Work to do — Find every line with the word "name". Copy those lines.

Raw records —
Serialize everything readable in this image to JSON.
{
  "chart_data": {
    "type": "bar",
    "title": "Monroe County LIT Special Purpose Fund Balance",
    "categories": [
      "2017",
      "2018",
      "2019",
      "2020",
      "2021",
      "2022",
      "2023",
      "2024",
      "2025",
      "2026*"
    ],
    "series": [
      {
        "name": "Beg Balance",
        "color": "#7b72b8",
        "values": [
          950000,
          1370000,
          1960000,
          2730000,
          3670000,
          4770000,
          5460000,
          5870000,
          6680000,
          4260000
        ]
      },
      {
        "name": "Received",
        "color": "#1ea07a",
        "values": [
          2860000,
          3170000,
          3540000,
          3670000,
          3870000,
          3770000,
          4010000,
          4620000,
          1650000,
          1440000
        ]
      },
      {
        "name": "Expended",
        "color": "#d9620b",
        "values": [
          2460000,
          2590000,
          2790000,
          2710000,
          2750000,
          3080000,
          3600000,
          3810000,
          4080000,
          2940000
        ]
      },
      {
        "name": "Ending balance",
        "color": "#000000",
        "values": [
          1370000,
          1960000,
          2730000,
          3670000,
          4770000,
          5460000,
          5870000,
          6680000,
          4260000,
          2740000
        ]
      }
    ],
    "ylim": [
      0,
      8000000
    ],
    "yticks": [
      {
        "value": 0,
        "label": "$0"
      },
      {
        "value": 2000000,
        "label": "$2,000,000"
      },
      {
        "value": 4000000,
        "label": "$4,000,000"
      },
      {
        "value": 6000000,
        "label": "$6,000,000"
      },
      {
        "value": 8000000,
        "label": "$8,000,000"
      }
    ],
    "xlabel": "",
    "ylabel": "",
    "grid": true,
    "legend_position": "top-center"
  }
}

Exercise response —
        "name": "Beg Balance",
        "name": "Received",
        "name": "Expended",
        "name": "Ending balance",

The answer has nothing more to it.